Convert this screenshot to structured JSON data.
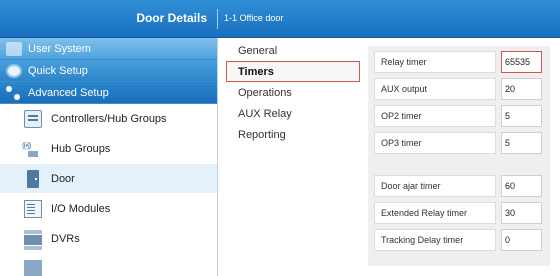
{
  "header": {
    "title": "Door Details",
    "subtitle": "1-1 Office door"
  },
  "sidebar": {
    "sections": [
      {
        "label": "User System",
        "icon": "users-icon"
      },
      {
        "label": "Quick Setup",
        "icon": "quick-setup-icon"
      },
      {
        "label": "Advanced Setup",
        "icon": "network-icon"
      }
    ],
    "items": [
      {
        "label": "Controllers/Hub Groups",
        "icon": "controller-icon"
      },
      {
        "label": "Hub Groups",
        "icon": "hub-icon"
      },
      {
        "label": "Door",
        "icon": "door-icon"
      },
      {
        "label": "I/O Modules",
        "icon": "io-module-icon"
      },
      {
        "label": "DVRs",
        "icon": "dvr-icon"
      }
    ]
  },
  "tabs": [
    {
      "label": "General"
    },
    {
      "label": "Timers"
    },
    {
      "label": "Operations"
    },
    {
      "label": "AUX Relay"
    },
    {
      "label": "Reporting"
    }
  ],
  "timers": {
    "group1": [
      {
        "label": "Relay timer",
        "value": "65535"
      },
      {
        "label": "AUX output",
        "value": "20"
      },
      {
        "label": "OP2 timer",
        "value": "5"
      },
      {
        "label": "OP3 timer",
        "value": "5"
      }
    ],
    "group2": [
      {
        "label": "Door ajar timer",
        "value": "60"
      },
      {
        "label": "Extended Relay timer",
        "value": "30"
      },
      {
        "label": "Tracking Delay timer",
        "value": "0"
      }
    ]
  }
}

- Exercise: Identify the lines in the entries above that contain "value", then copy them out.

- Solution to the exercise:
        "value": "65535"
        "value": "20"
        "value": "5"
        "value": "5"
        "value": "60"
        "value": "30"
        "value": "0"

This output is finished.